REQUIREMENT
Each entry must be given again exactly; images do not belong in the copy.

INFORMATION SHOWN
--- begin ---

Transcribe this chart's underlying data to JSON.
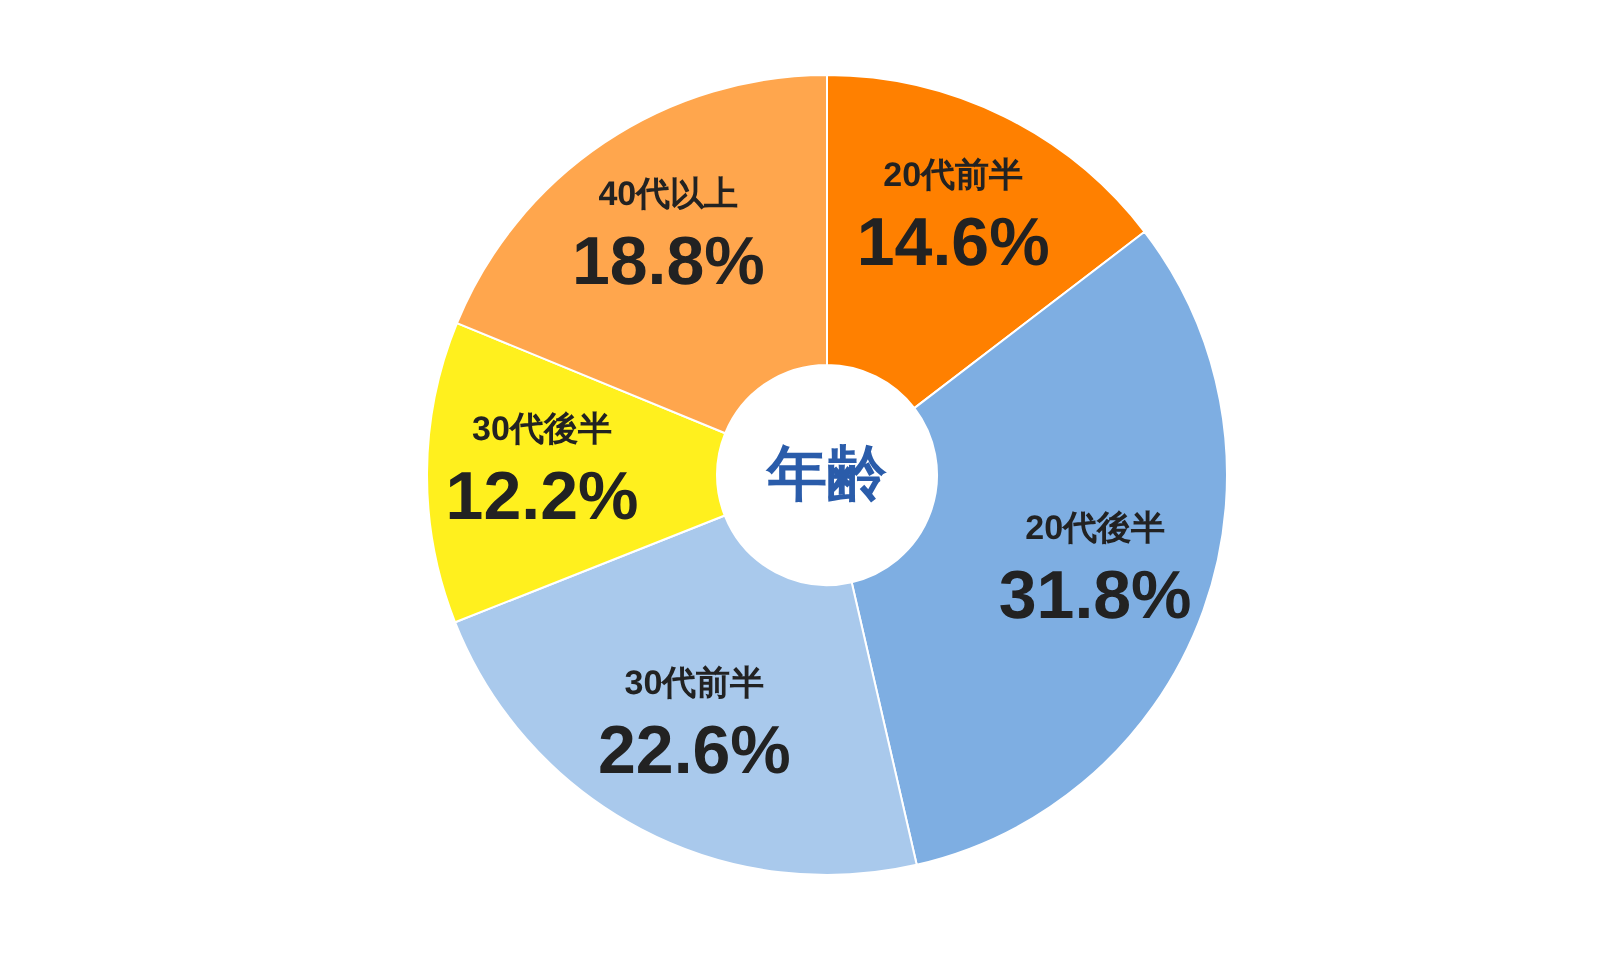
{
  "chart_data": {
    "type": "donut",
    "title": "年齢",
    "categories": [
      "20代前半",
      "20代後半",
      "30代前半",
      "30代後半",
      "40代以上"
    ],
    "values": [
      14.6,
      31.8,
      22.6,
      12.2,
      18.8
    ],
    "value_labels": [
      "14.6%",
      "31.8%",
      "22.6%",
      "12.2%",
      "18.8%"
    ],
    "colors": [
      "#ff8000",
      "#7eaee2",
      "#a9c9ec",
      "#fff01e",
      "#ffa64d"
    ]
  }
}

--- end ---

SOLUTION TO THIS TASK
Transcribe this chart's underlying data to JSON.
{
  "chart_data": {
    "type": "donut",
    "title": "年齢",
    "categories": [
      "20代前半",
      "20代後半",
      "30代前半",
      "30代後半",
      "40代以上"
    ],
    "values": [
      14.6,
      31.8,
      22.6,
      12.2,
      18.8
    ],
    "value_labels": [
      "14.6%",
      "31.8%",
      "22.6%",
      "12.2%",
      "18.8%"
    ],
    "colors": [
      "#ff8000",
      "#7eaee2",
      "#a9c9ec",
      "#fff01e",
      "#ffa64d"
    ]
  }
}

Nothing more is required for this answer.